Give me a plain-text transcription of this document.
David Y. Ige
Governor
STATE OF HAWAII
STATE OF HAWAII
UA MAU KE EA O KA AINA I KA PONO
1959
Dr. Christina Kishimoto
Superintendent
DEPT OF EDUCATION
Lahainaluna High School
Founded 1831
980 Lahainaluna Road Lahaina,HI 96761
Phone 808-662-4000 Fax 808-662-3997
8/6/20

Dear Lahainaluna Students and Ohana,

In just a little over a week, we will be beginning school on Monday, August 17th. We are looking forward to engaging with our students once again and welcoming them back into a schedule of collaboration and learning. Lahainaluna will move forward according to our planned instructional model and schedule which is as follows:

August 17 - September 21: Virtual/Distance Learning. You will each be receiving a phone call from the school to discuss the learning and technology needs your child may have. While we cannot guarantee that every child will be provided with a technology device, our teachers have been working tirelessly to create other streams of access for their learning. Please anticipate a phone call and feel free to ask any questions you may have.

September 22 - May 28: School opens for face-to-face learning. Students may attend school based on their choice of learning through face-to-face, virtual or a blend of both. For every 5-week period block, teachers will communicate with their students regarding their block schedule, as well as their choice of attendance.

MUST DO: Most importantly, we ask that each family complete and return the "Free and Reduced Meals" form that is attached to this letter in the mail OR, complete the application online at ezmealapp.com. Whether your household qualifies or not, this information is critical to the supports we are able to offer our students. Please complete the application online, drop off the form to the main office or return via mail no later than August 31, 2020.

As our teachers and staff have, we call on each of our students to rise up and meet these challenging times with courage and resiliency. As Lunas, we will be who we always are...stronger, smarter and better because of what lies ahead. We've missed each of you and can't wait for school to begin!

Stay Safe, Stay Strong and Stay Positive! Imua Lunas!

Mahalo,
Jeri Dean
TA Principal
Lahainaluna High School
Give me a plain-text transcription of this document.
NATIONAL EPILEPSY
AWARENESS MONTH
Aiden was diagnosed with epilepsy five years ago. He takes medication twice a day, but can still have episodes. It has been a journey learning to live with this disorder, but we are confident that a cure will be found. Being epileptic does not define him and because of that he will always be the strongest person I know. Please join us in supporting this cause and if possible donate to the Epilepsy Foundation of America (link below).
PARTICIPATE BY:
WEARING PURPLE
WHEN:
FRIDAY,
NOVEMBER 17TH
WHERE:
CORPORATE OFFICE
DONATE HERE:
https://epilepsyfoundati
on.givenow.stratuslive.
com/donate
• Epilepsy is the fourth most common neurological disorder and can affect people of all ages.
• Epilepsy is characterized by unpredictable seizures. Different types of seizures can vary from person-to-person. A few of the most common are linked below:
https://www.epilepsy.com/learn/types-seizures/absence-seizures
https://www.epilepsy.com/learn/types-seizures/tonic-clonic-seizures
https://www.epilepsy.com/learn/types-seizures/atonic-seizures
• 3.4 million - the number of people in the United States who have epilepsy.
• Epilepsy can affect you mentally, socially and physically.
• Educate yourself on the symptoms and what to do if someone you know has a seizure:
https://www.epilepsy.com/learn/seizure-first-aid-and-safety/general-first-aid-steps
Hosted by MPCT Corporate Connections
━━━━━━
- [AIM]: Reproduce the full listing word for word.

- [ANSWER TO THIS EXERCISE]:
Give me a plain-text transcription of this document.
David Y. Ige
Governor
STATE OF HAWAII
STATE OF HAWAII
UA MAU KE EA O KA AINA I KA PONO
1959
Dr. Christina Kishimoto
Superintendent
DEPT OF EDUCATION
Lahainaluna High School
Founded 1831
980 Lahainaluna Road Lahaina,HI 96761
Phone 808-662-4000 Fax 808-662-3997
8/6/20

Dear Lahainaluna Students and Ohana,

In just a little over a week, we will be beginning school on Monday, August 17th. We are looking forward to engaging with our students once again and welcoming them back into a schedule of collaboration and learning. Lahainaluna will move forward according to our planned instructional model and schedule which is as follows:

August 17 - September 21: Virtual/Distance Learning. You will each be receiving a phone call from the school to discuss the learning and technology needs your child may have. While we cannot guarantee that every child will be provided with a technology device, our teachers have been working tirelessly to create other streams of access for their learning. Please anticipate a phone call and feel free to ask any questions you may have.

September 22 - May 28: School opens for face-to-face learning. Students may attend school based on their choice of learning through face-to-face, virtual or a blend of both. For every 5-week period block, teachers will communicate with their students regarding their block schedule, as well as their choice of attendance.

MUST DO: Most importantly, we ask that each family complete and return the "Free and Reduced Meals" form that is attached to this letter in the mail OR, complete the application online at ezmealapp.com. Whether your household qualifies or not, this information is critical to the supports we are able to offer our students. Please complete the application online, drop off the form to the main office or return via mail no later than August 31, 2020.

As our teachers and staff have, we call on each of our students to rise up and meet these challenging times with courage and resiliency. As Lunas, we will be who we always are...stronger, smarter and better because of what lies ahead. We've missed each of you and can't wait for school to begin!

Stay Safe, Stay Strong and Stay Positive! Imua Lunas!

Mahalo,
Jeri Dean
TA Principal
Lahainaluna High School
Give me a plain-text transcription of this document.
NATIONAL EPILEPSY
AWARENESS MONTH
Aiden was diagnosed with epilepsy five years ago. He takes medication twice a day, but can still have episodes. It has been a journey learning to live with this disorder, but we are confident that a cure will be found. Being epileptic does not define him and because of that he will always be the strongest person I know. Please join us in supporting this cause and if possible donate to the Epilepsy Foundation of America (link below).
PARTICIPATE BY:
WEARING PURPLE
WHEN:
FRIDAY,
NOVEMBER 17TH
WHERE:
CORPORATE OFFICE
DONATE HERE:
https://epilepsyfoundati
on.givenow.stratuslive.
com/donate
• Epilepsy is the fourth most common neurological disorder and can affect people of all ages.
• Epilepsy is characterized by unpredictable seizures. Different types of seizures can vary from person-to-person. A few of the most common are linked below:
https://www.epilepsy.com/learn/types-seizures/absence-seizures
https://www.epilepsy.com/learn/types-seizures/tonic-clonic-seizures
https://www.epilepsy.com/learn/types-seizures/atonic-seizures
• 3.4 million - the number of people in the United States who have epilepsy.
• Epilepsy can affect you mentally, socially and physically.
• Educate yourself on the symptoms and what to do if someone you know has a seizure:
https://www.epilepsy.com/learn/seizure-first-aid-and-safety/general-first-aid-steps
Hosted by MPCT Corporate Connections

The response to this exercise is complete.